▶ **Exercise requirements**: Copy exactly the last part of the entries, starting from the line with "OCR this image." and including the final line.

______

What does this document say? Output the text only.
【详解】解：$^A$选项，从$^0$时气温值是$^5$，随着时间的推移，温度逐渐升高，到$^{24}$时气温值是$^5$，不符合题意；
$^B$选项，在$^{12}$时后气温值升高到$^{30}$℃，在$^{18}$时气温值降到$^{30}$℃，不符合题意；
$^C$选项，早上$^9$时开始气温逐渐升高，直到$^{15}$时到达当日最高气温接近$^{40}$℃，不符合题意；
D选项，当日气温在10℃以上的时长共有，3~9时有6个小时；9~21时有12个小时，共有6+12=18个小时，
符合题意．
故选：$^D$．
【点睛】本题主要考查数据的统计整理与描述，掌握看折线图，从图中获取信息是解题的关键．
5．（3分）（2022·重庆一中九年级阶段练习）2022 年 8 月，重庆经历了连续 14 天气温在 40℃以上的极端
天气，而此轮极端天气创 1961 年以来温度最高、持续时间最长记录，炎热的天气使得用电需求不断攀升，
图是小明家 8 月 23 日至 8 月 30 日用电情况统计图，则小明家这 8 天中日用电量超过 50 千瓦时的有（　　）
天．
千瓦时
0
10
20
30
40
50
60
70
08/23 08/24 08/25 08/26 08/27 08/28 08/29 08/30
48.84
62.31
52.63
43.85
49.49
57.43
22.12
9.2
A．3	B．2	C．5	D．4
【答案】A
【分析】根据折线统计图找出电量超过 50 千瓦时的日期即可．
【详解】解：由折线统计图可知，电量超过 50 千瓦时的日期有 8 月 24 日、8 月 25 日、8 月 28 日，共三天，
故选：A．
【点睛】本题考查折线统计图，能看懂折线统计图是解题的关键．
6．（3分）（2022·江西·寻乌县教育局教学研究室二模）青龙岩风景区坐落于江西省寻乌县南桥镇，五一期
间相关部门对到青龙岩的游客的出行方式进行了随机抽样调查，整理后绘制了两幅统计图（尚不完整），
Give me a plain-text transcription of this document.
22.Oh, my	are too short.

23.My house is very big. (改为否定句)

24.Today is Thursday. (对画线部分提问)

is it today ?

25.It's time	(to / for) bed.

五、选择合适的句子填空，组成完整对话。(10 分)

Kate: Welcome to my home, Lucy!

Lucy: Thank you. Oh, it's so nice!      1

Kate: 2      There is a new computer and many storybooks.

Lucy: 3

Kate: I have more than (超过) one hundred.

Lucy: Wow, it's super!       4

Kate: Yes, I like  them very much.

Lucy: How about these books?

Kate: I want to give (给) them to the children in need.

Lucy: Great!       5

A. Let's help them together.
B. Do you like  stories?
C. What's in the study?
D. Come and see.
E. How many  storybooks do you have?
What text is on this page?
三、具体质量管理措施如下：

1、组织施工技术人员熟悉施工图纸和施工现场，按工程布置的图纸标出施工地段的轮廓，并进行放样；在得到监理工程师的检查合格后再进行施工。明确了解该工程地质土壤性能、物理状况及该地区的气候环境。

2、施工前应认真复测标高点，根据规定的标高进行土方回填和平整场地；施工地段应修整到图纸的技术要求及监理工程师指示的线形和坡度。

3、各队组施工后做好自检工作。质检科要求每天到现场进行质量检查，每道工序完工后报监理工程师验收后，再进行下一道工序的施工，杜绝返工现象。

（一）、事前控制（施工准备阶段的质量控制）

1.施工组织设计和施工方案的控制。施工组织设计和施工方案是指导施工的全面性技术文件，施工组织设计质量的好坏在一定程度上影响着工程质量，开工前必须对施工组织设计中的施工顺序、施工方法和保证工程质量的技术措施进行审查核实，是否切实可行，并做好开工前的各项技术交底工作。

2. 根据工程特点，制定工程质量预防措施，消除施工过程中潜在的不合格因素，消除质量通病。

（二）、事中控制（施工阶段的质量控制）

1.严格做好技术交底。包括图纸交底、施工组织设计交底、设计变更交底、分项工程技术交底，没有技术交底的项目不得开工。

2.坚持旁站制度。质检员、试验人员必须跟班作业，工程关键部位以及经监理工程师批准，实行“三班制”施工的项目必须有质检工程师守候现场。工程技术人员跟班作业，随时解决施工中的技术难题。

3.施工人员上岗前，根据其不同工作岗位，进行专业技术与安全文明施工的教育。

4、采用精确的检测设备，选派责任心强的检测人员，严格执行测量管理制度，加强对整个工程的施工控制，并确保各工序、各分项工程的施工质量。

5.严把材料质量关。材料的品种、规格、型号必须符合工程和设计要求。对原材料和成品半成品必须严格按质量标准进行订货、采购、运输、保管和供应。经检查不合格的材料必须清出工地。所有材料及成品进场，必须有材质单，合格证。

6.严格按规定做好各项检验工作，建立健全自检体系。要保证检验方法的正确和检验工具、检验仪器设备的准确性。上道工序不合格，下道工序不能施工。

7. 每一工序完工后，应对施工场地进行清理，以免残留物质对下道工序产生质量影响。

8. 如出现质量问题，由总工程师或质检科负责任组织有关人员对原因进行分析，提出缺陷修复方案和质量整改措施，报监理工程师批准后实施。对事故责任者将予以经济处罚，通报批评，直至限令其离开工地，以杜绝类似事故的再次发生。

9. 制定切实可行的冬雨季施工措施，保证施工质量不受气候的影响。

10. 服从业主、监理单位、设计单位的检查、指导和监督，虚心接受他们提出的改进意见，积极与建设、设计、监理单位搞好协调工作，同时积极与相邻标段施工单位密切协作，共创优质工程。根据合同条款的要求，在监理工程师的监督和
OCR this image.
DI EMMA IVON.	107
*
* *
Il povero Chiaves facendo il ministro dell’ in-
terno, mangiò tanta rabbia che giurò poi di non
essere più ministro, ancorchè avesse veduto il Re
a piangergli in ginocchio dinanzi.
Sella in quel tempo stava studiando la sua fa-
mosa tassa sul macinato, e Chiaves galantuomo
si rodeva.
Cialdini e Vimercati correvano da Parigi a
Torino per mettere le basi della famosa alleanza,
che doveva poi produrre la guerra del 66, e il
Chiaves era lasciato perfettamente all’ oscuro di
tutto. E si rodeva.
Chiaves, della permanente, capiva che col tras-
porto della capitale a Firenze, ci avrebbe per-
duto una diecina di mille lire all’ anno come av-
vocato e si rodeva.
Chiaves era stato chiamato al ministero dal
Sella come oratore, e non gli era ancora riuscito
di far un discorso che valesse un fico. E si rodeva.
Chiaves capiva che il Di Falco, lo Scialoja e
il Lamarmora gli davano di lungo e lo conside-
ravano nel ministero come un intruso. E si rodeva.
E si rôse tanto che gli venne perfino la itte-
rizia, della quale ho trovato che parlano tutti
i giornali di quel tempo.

______

▶ **Exercise response**:
OCR this image.
DI EMMA IVON.	107
*
* *
Il povero Chiaves facendo il ministro dell’ in-
terno, mangiò tanta rabbia che giurò poi di non
essere più ministro, ancorchè avesse veduto il Re
a piangergli in ginocchio dinanzi.
Sella in quel tempo stava studiando la sua fa-
mosa tassa sul macinato, e Chiaves galantuomo
si rodeva.
Cialdini e Vimercati correvano da Parigi a
Torino per mettere le basi della famosa alleanza,
che doveva poi produrre la guerra del 66, e il
Chiaves era lasciato perfettamente all’ oscuro di
tutto. E si rodeva.
Chiaves, della permanente, capiva che col tras-
porto della capitale a Firenze, ci avrebbe per-
duto una diecina di mille lire all’ anno come av-
vocato e si rodeva.
Chiaves era stato chiamato al ministero dal
Sella come oratore, e non gli era ancora riuscito
di far un discorso che valesse un fico. E si rodeva.
Chiaves capiva che il Di Falco, lo Scialoja e
il Lamarmora gli davano di lungo e lo conside-
ravano nel ministero come un intruso. E si rodeva.
E si rôse tanto che gli venne perfino la itte-
rizia, della quale ho trovato che parlano tutti
i giornali di quel tempo.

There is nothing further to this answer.